** Start **
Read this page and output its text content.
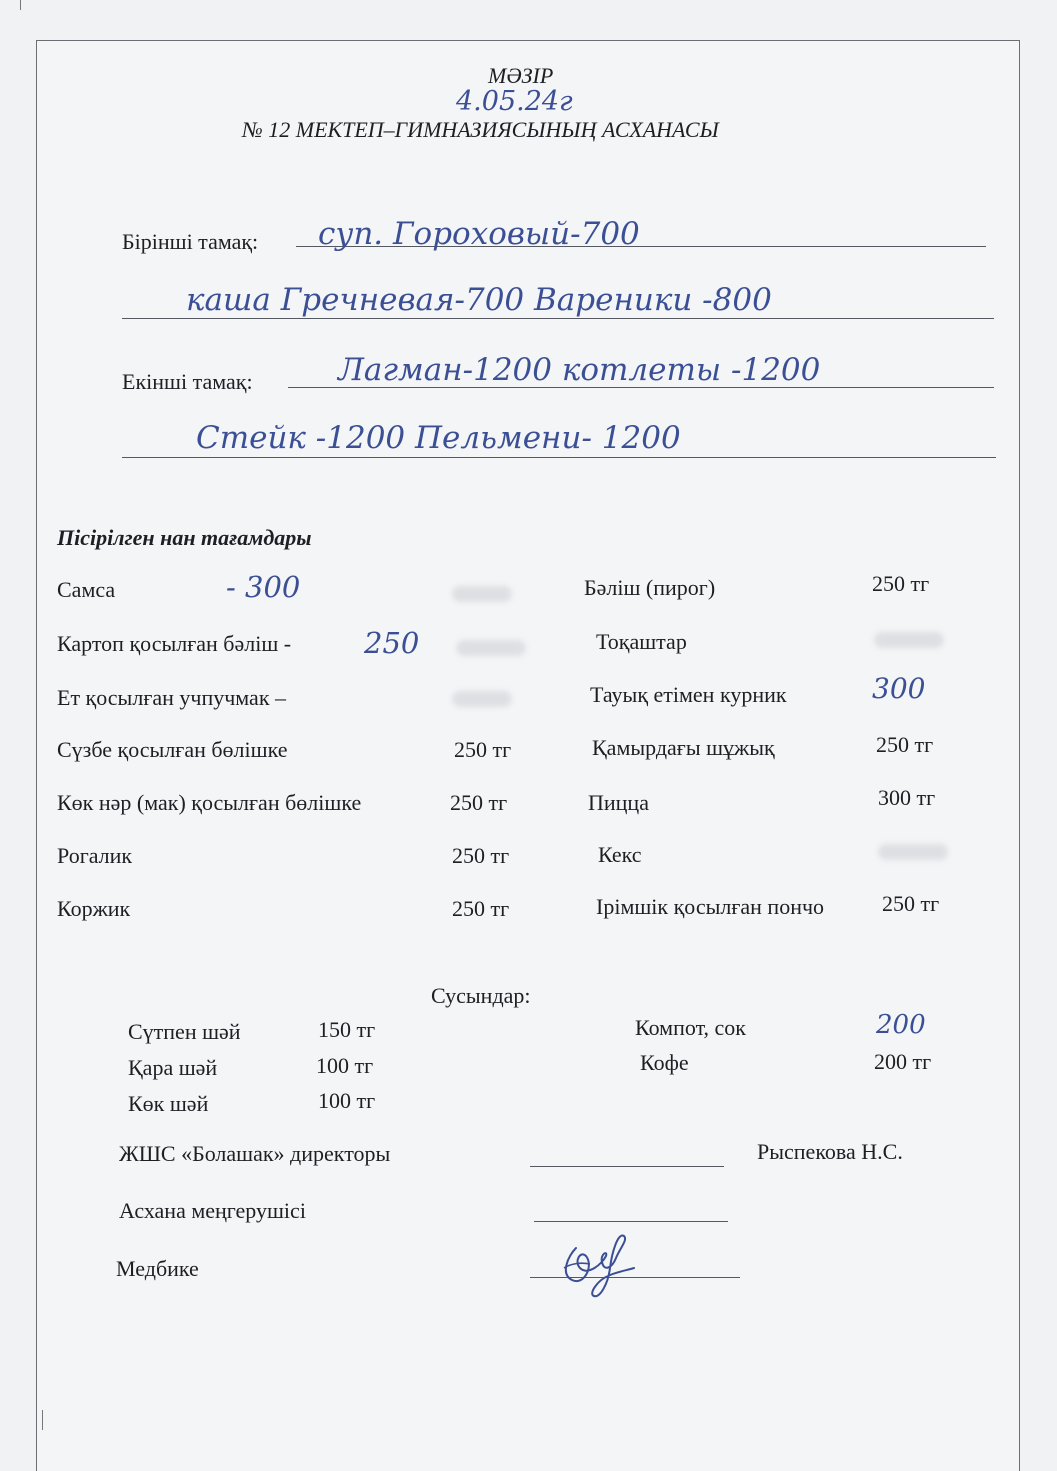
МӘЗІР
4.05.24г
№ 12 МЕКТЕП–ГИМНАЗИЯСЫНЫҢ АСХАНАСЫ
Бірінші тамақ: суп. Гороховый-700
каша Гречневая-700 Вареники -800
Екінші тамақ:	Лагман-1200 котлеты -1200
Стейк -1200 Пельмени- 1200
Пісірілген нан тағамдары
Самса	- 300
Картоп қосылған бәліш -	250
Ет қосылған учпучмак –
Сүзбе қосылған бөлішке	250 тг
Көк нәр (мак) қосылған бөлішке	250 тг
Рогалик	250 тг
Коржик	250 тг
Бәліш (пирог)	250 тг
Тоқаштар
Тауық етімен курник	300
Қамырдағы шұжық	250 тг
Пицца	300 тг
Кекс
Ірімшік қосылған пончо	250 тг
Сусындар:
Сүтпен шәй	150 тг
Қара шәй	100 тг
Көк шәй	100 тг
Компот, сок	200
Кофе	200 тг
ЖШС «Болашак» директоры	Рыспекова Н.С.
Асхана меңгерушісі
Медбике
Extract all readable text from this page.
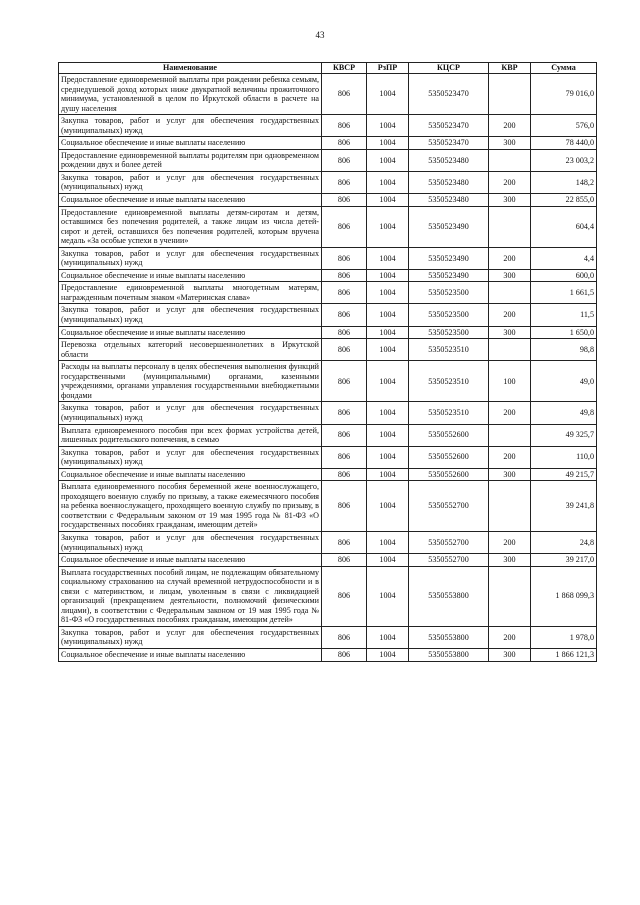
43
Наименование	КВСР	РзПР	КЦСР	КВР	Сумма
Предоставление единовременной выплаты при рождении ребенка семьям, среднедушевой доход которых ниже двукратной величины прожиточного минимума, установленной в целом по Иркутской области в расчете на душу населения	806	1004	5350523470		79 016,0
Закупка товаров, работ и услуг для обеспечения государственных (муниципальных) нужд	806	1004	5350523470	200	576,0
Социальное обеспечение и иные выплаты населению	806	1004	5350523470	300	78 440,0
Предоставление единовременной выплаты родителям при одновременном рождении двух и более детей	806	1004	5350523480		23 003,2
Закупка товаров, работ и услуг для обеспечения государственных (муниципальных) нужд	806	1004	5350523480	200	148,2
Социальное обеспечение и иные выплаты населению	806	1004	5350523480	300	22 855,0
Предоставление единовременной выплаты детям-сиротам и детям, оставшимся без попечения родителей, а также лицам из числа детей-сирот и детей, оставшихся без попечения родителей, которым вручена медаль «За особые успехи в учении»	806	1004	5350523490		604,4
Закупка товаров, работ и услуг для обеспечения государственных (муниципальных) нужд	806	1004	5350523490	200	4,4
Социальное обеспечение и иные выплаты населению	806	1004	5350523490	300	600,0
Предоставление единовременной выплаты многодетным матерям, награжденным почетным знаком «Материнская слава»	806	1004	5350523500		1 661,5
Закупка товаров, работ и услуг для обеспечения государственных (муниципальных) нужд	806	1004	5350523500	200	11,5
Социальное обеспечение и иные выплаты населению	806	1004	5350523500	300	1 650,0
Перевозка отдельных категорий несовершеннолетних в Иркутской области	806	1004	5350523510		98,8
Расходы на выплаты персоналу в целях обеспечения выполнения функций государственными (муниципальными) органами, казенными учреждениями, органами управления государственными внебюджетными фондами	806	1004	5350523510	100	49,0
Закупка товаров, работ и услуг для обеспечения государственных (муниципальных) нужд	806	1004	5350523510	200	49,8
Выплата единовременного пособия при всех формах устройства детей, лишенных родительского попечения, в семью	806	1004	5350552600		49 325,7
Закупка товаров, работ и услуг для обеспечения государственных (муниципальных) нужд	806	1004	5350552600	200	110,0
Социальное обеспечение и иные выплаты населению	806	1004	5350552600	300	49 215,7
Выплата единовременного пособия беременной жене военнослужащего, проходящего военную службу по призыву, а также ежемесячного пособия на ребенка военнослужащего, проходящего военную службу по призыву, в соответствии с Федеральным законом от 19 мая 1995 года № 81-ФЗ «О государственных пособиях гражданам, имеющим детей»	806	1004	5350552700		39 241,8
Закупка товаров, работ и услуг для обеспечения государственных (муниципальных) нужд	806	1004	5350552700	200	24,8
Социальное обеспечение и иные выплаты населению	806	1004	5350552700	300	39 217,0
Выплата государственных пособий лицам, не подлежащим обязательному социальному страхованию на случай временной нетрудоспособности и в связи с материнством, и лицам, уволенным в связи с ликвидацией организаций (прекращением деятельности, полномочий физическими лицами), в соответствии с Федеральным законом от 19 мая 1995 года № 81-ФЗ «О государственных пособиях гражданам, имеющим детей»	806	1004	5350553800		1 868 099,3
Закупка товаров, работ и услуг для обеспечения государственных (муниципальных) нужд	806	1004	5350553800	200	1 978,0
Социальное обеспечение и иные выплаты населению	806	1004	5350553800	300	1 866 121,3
** End **
*YOUR INSTRUCTIONS:*
Leave the pictures out and reproduce each record exactly as written.

*REPLY:*
Read this page and output its text content.
МӘЗІР
4.05.24г
№ 12 МЕКТЕП–ГИМНАЗИЯСЫНЫҢ АСХАНАСЫ
Бірінші тамақ: суп. Гороховый-700
каша Гречневая-700 Вареники -800
Екінші тамақ:	Лагман-1200 котлеты -1200
Стейк -1200 Пельмени- 1200
Пісірілген нан тағамдары
Самса	- 300
Картоп қосылған бәліш -	250
Ет қосылған учпучмак –
Сүзбе қосылған бөлішке	250 тг
Көк нәр (мак) қосылған бөлішке	250 тг
Рогалик	250 тг
Коржик	250 тг
Бәліш (пирог)	250 тг
Тоқаштар
Тауық етімен курник	300
Қамырдағы шұжық	250 тг
Пицца	300 тг
Кекс
Ірімшік қосылған пончо	250 тг
Сусындар:
Сүтпен шәй	150 тг
Қара шәй	100 тг
Көк шәй	100 тг
Компот, сок	200
Кофе	200 тг
ЖШС «Болашак» директоры	Рыспекова Н.С.
Асхана меңгерушісі
Медбике
Extract all readable text from this page.
43
Наименование	КВСР	РзПР	КЦСР	КВР	Сумма
Предоставление единовременной выплаты при рождении ребенка семьям, среднедушевой доход которых ниже двукратной величины прожиточного минимума, установленной в целом по Иркутской области в расчете на душу населения	806	1004	5350523470		79 016,0
Закупка товаров, работ и услуг для обеспечения государственных (муниципальных) нужд	806	1004	5350523470	200	576,0
Социальное обеспечение и иные выплаты населению	806	1004	5350523470	300	78 440,0
Предоставление единовременной выплаты родителям при одновременном рождении двух и более детей	806	1004	5350523480		23 003,2
Закупка товаров, работ и услуг для обеспечения государственных (муниципальных) нужд	806	1004	5350523480	200	148,2
Социальное обеспечение и иные выплаты населению	806	1004	5350523480	300	22 855,0
Предоставление единовременной выплаты детям-сиротам и детям, оставшимся без попечения родителей, а также лицам из числа детей-сирот и детей, оставшихся без попечения родителей, которым вручена медаль «За особые успехи в учении»	806	1004	5350523490		604,4
Закупка товаров, работ и услуг для обеспечения государственных (муниципальных) нужд	806	1004	5350523490	200	4,4
Социальное обеспечение и иные выплаты населению	806	1004	5350523490	300	600,0
Предоставление единовременной выплаты многодетным матерям, награжденным почетным знаком «Материнская слава»	806	1004	5350523500		1 661,5
Закупка товаров, работ и услуг для обеспечения государственных (муниципальных) нужд	806	1004	5350523500	200	11,5
Социальное обеспечение и иные выплаты населению	806	1004	5350523500	300	1 650,0
Перевозка отдельных категорий несовершеннолетних в Иркутской области	806	1004	5350523510		98,8
Расходы на выплаты персоналу в целях обеспечения выполнения функций государственными (муниципальными) органами, казенными учреждениями, органами управления государственными внебюджетными фондами	806	1004	5350523510	100	49,0
Закупка товаров, работ и услуг для обеспечения государственных (муниципальных) нужд	806	1004	5350523510	200	49,8
Выплата единовременного пособия при всех формах устройства детей, лишенных родительского попечения, в семью	806	1004	5350552600		49 325,7
Закупка товаров, работ и услуг для обеспечения государственных (муниципальных) нужд	806	1004	5350552600	200	110,0
Социальное обеспечение и иные выплаты населению	806	1004	5350552600	300	49 215,7
Выплата единовременного пособия беременной жене военнослужащего, проходящего военную службу по призыву, а также ежемесячного пособия на ребенка военнослужащего, проходящего военную службу по призыву, в соответствии с Федеральным законом от 19 мая 1995 года № 81-ФЗ «О государственных пособиях гражданам, имеющим детей»	806	1004	5350552700		39 241,8
Закупка товаров, работ и услуг для обеспечения государственных (муниципальных) нужд	806	1004	5350552700	200	24,8
Социальное обеспечение и иные выплаты населению	806	1004	5350552700	300	39 217,0
Выплата государственных пособий лицам, не подлежащим обязательному социальному страхованию на случай временной нетрудоспособности и в связи с материнством, и лицам, уволенным в связи с ликвидацией организаций (прекращением деятельности, полномочий физическими лицами), в соответствии с Федеральным законом от 19 мая 1995 года № 81-ФЗ «О государственных пособиях гражданам, имеющим детей»	806	1004	5350553800		1 868 099,3
Закупка товаров, работ и услуг для обеспечения государственных (муниципальных) нужд	806	1004	5350553800	200	1 978,0
Социальное обеспечение и иные выплаты населению	806	1004	5350553800	300	1 866 121,3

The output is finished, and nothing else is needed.